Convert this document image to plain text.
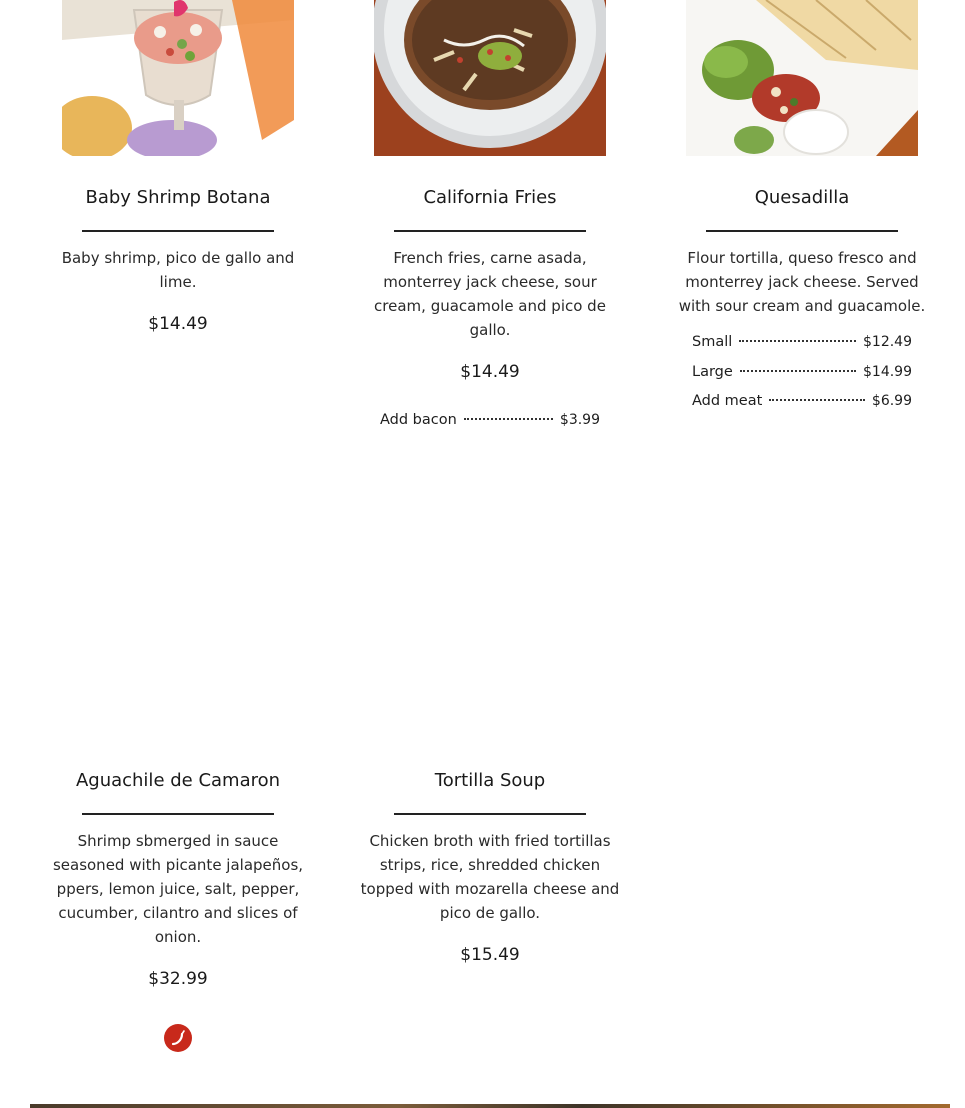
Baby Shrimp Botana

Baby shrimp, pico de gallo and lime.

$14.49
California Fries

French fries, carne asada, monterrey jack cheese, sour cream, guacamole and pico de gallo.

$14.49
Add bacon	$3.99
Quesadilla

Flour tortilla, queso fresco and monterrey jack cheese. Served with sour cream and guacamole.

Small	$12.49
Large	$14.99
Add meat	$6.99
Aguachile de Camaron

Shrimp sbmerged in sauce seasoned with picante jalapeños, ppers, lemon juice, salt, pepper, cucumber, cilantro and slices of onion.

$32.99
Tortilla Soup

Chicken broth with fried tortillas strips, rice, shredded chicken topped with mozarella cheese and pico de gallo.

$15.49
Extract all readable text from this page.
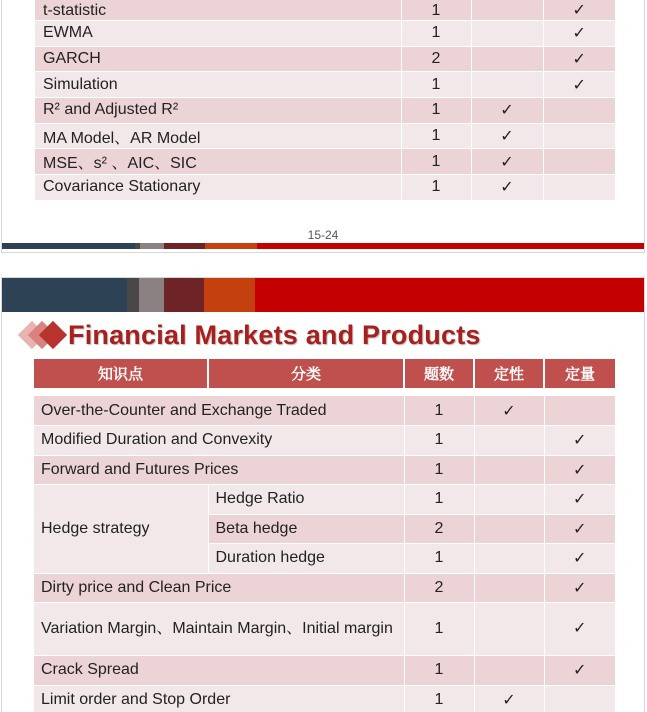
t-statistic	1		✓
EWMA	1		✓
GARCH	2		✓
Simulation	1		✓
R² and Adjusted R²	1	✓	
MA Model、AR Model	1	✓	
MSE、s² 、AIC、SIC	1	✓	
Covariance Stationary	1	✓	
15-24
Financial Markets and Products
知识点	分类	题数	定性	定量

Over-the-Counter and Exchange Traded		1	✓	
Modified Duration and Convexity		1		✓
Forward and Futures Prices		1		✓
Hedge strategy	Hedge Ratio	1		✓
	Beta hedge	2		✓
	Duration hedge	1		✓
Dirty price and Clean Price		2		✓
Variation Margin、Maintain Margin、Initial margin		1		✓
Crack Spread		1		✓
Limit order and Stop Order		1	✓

·····

Directive: Every line above should be returned word for word, with the pictures left behind.

Solution to this problem:
Convert this document image to plain text.
Baby Shrimp Botana

Baby shrimp, pico de gallo and lime.

$14.49
California Fries

French fries, carne asada, monterrey jack cheese, sour cream, guacamole and pico de gallo.

$14.49
Add bacon	$3.99
Quesadilla

Flour tortilla, queso fresco and monterrey jack cheese. Served with sour cream and guacamole.

Small	$12.49
Large	$14.99
Add meat	$6.99
Aguachile de Camaron

Shrimp sbmerged in sauce seasoned with picante jalapeños, ppers, lemon juice, salt, pepper, cucumber, cilantro and slices of onion.

$32.99
Tortilla Soup

Chicken broth with fried tortillas strips, rice, shredded chicken topped with mozarella cheese and pico de gallo.

$15.49
Extract all readable text from this page.
t-statistic	1		✓
EWMA	1		✓
GARCH	2		✓
Simulation	1		✓
R² and Adjusted R²	1	✓	
MA Model、AR Model	1	✓	
MSE、s² 、AIC、SIC	1	✓	
Covariance Stationary	1	✓	
15-24
Financial Markets and Products
知识点	分类	题数	定性	定量

Over-the-Counter and Exchange Traded		1	✓	
Modified Duration and Convexity		1		✓
Forward and Futures Prices		1		✓
Hedge strategy	Hedge Ratio	1		✓
	Beta hedge	2		✓
	Duration hedge	1		✓
Dirty price and Clean Price		2		✓
Variation Margin、Maintain Margin、Initial margin		1		✓
Crack Spread		1		✓
Limit order and Stop Order		1	✓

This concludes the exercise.